(Extracted records)

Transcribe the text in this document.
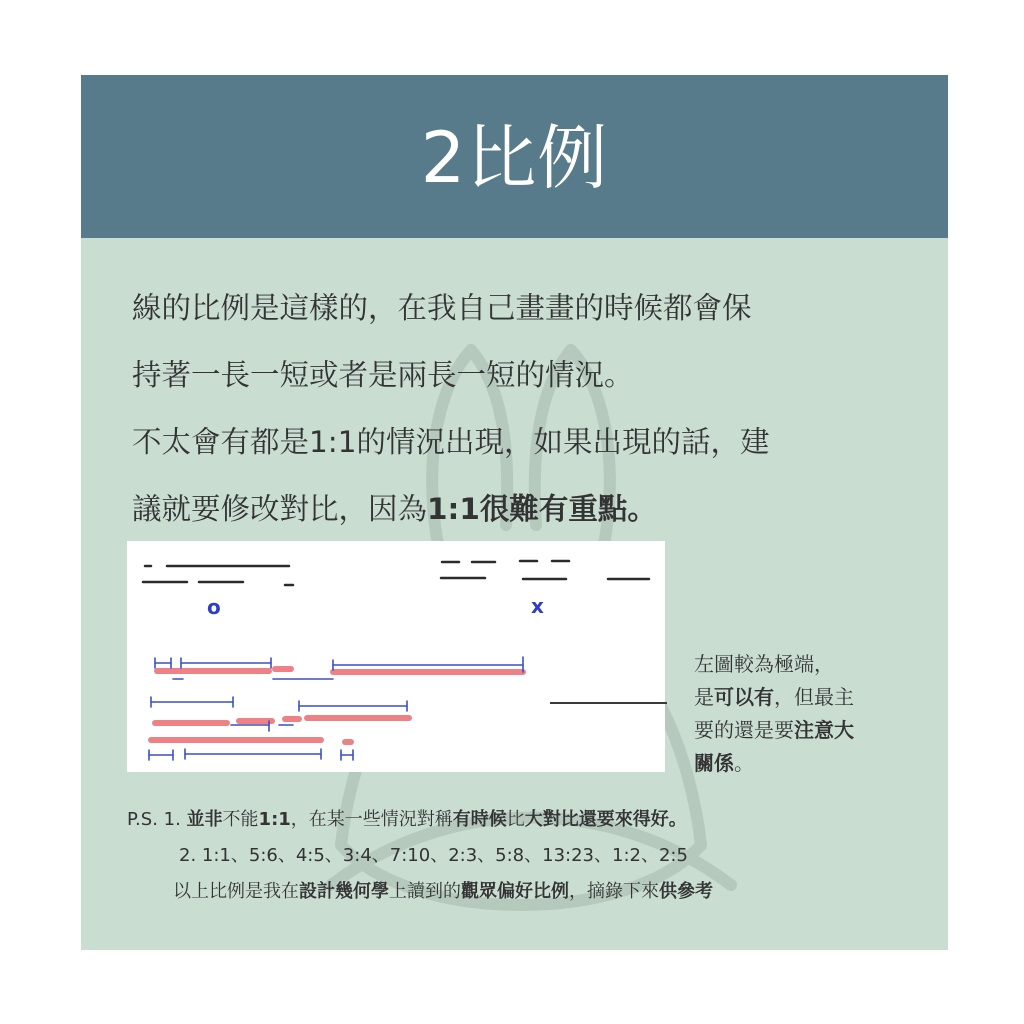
2比例

線的比例是這樣的，在我自己畫畫的時候都會保

持著一長一短或者是兩長一短的情況。

不太會有都是1:1的情況出現，如果出現的話，建

議就要修改對比，因為1:1很難有重點。

o	x
左圖較為極端，
是可以有，但最主
要的還是要注意大
關係。
P.S. 1. 並非不能1:1，在某一些情況對稱有時候比大對比還要來得好。
2. 1:1、5:6、4:5、3:4、7:10、2:3、5:8、13:23、1:2、2:5
以上比例是我在設計幾何學上讀到的觀眾偏好比例，摘錄下來供參考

» **WORK TO COMPLETE**
Each record should be quoted exactly, with the images omitted.

» **THE RESPONSE**
Transcribe the text in this document.
2比例

線的比例是這樣的，在我自己畫畫的時候都會保

持著一長一短或者是兩長一短的情況。

不太會有都是1:1的情況出現，如果出現的話，建

議就要修改對比，因為1:1很難有重點。

o	x
左圖較為極端，
是可以有，但最主
要的還是要注意大
關係。
P.S. 1. 並非不能1:1，在某一些情況對稱有時候比大對比還要來得好。
2. 1:1、5:6、4:5、3:4、7:10、2:3、5:8、13:23、1:2、2:5
以上比例是我在設計幾何學上讀到的觀眾偏好比例，摘錄下來供參考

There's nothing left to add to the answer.